→ **Stated exercise**:
Look through the lines below and extract each one that contains "Level".
[Records supplied start]
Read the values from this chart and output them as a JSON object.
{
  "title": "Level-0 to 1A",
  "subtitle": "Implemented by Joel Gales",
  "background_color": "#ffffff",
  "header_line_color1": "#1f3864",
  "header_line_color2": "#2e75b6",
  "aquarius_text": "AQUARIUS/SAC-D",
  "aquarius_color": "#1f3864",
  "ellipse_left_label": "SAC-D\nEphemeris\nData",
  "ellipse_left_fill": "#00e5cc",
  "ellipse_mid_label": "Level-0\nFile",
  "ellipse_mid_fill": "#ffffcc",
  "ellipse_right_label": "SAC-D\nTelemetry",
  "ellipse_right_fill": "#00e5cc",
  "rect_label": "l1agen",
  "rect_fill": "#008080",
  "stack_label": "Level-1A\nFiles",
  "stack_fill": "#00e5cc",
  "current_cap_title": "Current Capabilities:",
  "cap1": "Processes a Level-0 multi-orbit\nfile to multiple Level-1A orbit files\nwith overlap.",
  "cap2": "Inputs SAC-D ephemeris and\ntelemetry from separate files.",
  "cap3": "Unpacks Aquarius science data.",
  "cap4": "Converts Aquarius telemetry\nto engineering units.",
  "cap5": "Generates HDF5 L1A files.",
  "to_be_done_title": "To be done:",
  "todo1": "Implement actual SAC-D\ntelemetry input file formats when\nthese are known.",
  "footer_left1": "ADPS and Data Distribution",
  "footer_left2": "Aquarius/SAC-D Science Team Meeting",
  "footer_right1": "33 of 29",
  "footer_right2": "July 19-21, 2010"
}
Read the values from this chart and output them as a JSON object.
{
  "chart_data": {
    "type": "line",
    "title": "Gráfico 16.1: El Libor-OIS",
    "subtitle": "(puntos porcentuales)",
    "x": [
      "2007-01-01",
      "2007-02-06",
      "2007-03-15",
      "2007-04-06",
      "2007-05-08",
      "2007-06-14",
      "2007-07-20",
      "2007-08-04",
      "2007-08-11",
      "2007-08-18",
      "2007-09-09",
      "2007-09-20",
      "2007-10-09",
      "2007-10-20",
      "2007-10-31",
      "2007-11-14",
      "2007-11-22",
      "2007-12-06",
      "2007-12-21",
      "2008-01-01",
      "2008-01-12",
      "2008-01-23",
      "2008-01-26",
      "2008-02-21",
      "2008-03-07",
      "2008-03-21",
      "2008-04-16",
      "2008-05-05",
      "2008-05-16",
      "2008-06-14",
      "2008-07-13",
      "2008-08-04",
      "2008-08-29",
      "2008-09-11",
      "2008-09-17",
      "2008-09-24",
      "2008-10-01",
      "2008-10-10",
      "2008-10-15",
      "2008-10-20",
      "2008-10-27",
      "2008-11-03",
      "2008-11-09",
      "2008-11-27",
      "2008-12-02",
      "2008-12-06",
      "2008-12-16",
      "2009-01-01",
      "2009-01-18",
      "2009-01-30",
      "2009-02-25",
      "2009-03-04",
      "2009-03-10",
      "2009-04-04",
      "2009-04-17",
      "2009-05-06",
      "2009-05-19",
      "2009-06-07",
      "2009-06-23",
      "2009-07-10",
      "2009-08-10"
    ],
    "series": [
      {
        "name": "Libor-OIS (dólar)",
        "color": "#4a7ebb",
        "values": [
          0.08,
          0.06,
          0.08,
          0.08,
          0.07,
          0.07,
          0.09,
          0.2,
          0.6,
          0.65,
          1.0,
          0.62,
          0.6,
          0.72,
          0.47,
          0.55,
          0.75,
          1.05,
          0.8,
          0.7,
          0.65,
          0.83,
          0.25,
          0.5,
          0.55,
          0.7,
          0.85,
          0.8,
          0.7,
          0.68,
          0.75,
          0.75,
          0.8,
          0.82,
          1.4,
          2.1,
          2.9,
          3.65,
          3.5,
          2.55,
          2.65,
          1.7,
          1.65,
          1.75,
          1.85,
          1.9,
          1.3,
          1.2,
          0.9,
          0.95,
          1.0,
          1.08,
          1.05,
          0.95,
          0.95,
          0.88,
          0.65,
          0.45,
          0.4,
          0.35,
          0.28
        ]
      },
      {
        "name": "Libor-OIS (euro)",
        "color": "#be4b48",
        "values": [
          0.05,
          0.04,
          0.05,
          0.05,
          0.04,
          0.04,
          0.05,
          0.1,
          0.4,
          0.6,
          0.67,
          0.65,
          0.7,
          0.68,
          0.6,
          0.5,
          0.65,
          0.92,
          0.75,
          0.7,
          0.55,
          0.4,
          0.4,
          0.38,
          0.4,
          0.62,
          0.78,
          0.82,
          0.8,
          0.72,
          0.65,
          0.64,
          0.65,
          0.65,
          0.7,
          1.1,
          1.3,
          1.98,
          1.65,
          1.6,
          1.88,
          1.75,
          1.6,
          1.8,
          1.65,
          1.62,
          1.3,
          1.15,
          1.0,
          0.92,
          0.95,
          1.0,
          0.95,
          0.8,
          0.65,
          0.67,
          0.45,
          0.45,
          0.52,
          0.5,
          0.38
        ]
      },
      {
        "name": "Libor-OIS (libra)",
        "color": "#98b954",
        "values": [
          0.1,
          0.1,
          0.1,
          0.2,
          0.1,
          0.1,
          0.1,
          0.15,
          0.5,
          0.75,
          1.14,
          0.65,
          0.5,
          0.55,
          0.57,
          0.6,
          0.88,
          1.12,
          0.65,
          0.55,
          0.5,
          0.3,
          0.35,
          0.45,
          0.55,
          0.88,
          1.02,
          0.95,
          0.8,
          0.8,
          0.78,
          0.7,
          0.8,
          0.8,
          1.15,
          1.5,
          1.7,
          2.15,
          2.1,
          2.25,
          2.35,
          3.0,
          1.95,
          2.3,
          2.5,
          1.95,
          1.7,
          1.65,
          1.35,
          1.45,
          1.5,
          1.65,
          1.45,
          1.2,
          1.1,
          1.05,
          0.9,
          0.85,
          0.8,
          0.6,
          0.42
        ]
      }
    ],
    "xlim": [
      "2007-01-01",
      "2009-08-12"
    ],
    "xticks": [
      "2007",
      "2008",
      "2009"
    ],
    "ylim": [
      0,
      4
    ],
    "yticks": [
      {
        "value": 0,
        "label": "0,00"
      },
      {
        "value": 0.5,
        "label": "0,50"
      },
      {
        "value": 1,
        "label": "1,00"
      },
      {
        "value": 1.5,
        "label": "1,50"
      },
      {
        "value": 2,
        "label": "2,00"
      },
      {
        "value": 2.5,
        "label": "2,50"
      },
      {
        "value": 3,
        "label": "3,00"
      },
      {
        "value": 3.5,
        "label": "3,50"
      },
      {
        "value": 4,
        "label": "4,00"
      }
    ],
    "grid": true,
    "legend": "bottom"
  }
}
[Records supplied end]
→ **Complete output**:
  "title": "Level-0 to 1A",
  "ellipse_mid_label": "Level-0\nFile",
  "stack_label": "Level-1A\nFiles",
  "cap1": "Processes a Level-0 multi-orbit\nfile to multiple Level-1A orbit files\nwith overlap.",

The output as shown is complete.